§ Objective: Select the lines that contain "title" and copy each of them.
== Provided records
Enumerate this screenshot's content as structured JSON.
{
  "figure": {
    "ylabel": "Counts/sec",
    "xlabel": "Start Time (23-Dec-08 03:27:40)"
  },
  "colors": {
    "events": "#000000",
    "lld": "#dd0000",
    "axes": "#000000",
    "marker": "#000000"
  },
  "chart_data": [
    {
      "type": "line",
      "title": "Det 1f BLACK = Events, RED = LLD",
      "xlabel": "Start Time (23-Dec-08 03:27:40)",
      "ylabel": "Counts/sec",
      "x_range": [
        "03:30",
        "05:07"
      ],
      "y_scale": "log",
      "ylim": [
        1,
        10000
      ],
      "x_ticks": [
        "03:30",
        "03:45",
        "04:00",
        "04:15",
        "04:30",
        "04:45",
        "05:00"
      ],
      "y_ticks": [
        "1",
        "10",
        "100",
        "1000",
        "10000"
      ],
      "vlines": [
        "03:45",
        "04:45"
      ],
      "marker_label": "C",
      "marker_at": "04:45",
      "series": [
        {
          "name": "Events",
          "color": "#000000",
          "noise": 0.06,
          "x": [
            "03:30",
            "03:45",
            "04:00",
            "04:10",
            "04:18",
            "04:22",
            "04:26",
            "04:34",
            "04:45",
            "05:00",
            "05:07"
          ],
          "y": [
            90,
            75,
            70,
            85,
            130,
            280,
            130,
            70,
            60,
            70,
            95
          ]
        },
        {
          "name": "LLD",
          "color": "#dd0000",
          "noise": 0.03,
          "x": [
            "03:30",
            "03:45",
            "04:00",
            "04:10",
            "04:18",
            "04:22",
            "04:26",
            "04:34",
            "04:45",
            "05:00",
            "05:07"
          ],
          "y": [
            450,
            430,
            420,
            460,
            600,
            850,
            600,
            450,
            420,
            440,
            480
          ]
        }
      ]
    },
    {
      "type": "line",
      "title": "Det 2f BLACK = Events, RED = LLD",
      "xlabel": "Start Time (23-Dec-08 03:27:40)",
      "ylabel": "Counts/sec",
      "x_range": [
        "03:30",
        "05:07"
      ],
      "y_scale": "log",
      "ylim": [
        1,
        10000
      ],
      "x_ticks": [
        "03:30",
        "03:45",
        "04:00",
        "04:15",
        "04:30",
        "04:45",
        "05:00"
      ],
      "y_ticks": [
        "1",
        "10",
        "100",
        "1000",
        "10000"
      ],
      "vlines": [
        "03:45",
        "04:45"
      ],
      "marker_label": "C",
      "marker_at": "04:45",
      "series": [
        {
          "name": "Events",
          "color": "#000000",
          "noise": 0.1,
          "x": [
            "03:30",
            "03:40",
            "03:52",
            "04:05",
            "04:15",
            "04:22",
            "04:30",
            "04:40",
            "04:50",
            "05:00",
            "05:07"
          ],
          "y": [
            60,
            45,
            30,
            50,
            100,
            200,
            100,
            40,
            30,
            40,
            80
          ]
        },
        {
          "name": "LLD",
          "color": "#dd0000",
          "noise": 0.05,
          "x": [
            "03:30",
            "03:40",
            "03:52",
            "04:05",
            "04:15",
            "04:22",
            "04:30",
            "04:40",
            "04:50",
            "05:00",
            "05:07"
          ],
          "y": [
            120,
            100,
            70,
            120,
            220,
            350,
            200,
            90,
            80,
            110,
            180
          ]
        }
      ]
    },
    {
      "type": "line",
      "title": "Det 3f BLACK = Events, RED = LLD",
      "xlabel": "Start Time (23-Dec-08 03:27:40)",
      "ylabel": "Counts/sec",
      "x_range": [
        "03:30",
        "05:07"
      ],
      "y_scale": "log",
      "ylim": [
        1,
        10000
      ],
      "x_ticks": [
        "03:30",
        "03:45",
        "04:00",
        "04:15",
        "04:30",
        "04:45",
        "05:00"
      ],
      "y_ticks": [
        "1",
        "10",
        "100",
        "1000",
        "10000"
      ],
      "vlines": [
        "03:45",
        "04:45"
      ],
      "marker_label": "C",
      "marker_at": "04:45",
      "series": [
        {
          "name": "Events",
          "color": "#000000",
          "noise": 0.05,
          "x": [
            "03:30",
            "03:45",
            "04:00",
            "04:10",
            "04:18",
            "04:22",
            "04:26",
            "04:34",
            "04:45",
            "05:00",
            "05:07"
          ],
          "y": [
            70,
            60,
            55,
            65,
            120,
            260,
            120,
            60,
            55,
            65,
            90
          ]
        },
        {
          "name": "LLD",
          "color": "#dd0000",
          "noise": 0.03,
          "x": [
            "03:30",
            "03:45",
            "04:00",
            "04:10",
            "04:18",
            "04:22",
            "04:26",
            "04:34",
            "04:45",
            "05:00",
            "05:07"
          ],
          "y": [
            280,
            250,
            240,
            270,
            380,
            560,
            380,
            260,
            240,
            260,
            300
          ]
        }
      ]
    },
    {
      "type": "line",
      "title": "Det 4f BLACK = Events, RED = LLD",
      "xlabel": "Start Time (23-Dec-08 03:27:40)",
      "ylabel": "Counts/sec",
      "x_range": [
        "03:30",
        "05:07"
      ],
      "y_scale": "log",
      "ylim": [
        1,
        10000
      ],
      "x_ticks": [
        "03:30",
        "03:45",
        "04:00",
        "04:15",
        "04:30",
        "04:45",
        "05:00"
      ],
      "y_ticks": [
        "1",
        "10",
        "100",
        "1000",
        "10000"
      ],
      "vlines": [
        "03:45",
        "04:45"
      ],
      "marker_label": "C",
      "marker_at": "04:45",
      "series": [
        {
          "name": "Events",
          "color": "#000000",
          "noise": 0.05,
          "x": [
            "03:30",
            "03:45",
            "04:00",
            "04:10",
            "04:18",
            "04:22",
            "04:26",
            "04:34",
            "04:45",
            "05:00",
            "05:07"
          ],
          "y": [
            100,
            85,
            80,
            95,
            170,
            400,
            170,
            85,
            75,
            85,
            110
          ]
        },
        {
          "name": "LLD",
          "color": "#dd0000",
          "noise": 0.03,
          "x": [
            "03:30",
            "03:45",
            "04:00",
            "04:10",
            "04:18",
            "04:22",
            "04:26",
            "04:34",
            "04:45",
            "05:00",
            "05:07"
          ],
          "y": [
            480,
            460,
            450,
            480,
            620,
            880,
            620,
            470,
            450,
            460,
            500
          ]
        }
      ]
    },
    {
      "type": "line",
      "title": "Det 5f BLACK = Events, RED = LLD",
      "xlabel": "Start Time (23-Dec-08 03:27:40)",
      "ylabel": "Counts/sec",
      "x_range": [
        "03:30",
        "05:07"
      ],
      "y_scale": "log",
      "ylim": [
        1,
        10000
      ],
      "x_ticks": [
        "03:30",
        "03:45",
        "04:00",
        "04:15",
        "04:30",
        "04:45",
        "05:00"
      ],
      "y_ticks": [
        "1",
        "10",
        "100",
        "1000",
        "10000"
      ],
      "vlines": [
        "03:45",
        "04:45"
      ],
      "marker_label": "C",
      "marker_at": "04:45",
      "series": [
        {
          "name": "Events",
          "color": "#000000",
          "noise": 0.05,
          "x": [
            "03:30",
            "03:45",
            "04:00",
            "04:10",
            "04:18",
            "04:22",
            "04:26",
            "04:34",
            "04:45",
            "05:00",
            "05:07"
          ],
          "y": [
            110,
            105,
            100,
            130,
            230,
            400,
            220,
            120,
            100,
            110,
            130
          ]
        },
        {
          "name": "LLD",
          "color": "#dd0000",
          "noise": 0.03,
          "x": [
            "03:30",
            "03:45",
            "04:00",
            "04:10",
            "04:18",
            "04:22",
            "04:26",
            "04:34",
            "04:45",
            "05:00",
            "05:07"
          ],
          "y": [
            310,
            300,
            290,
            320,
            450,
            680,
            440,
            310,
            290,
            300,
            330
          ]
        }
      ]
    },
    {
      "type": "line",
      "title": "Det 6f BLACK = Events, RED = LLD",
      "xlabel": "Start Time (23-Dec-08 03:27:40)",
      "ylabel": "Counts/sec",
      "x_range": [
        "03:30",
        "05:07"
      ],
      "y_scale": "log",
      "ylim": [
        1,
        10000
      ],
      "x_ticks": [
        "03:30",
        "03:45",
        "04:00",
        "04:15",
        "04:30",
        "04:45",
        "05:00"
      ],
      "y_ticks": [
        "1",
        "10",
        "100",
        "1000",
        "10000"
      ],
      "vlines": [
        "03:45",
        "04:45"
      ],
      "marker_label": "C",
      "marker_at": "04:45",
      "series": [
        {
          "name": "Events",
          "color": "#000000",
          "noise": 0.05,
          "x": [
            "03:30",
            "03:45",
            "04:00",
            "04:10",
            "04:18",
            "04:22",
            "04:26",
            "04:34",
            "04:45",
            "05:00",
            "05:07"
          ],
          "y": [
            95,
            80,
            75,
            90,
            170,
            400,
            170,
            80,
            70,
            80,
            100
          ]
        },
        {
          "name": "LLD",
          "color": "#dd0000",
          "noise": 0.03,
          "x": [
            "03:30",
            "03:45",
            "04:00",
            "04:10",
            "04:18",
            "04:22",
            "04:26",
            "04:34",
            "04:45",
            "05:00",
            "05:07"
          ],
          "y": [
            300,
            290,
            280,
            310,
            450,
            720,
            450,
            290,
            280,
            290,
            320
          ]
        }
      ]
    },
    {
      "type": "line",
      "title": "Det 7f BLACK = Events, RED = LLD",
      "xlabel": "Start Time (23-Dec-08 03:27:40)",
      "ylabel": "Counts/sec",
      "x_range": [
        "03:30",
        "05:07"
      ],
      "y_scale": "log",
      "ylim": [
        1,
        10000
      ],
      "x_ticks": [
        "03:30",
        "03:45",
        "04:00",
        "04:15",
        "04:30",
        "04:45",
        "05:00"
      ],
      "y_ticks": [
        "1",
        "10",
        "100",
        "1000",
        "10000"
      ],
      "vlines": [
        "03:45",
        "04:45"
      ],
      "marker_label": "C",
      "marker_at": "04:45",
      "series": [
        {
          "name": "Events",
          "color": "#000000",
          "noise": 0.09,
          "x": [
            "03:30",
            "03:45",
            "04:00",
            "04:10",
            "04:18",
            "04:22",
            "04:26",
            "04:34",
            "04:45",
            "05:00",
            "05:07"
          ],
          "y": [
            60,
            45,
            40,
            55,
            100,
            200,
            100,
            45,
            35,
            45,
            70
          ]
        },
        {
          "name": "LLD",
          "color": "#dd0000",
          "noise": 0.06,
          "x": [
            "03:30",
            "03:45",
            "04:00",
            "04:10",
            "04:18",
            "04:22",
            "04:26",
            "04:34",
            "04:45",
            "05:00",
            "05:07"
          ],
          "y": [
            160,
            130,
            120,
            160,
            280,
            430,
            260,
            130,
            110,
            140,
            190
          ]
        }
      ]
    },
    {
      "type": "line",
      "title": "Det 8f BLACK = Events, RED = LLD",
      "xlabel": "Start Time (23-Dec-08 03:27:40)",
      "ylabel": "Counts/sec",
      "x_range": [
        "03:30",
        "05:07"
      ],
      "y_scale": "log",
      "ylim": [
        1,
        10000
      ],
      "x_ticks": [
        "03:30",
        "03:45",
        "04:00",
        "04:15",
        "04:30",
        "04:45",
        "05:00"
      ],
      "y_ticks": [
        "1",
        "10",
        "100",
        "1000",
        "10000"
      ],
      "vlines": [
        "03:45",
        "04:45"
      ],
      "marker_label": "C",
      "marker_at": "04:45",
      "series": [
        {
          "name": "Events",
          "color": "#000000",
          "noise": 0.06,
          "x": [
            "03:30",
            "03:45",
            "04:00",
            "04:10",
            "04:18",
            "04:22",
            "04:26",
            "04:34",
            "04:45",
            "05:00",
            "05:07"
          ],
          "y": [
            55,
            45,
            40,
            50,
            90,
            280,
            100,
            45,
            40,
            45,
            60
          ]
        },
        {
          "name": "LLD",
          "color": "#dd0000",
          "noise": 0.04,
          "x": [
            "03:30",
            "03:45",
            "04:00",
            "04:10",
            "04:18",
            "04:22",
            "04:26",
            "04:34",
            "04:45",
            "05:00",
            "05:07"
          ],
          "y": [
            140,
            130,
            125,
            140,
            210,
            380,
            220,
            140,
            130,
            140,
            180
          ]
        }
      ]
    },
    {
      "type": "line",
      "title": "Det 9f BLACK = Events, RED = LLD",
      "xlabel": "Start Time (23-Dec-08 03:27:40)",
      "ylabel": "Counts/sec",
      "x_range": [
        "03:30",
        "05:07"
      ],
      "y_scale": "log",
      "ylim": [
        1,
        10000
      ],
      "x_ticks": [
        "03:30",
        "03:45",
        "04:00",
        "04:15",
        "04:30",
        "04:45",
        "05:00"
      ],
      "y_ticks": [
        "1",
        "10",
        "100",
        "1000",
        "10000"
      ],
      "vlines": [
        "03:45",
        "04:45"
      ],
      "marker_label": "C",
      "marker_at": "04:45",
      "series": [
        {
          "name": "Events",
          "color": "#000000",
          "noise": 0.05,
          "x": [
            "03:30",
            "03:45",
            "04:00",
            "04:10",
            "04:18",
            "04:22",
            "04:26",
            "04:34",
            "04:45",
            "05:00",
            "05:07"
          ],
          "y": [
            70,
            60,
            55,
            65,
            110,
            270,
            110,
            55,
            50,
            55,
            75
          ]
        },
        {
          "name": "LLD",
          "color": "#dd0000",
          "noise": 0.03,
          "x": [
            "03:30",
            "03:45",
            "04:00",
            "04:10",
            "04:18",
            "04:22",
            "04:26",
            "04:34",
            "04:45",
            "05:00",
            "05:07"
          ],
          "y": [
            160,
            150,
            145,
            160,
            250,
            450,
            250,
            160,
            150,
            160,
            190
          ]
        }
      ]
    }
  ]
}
====
§ Written response:
      "title": "Det 1f BLACK = Events, RED = LLD",
      "title": "Det 2f BLACK = Events, RED = LLD",
      "title": "Det 3f BLACK = Events, RED = LLD",
      "title": "Det 4f BLACK = Events, RED = LLD",
      "title": "Det 5f BLACK = Events, RED = LLD",
      "title": "Det 6f BLACK = Events, RED = LLD",
      "title": "Det 7f BLACK = Events, RED = LLD",
      "title": "Det 8f BLACK = Events, RED = LLD",
      "title": "Det 9f BLACK = Events, RED = LLD",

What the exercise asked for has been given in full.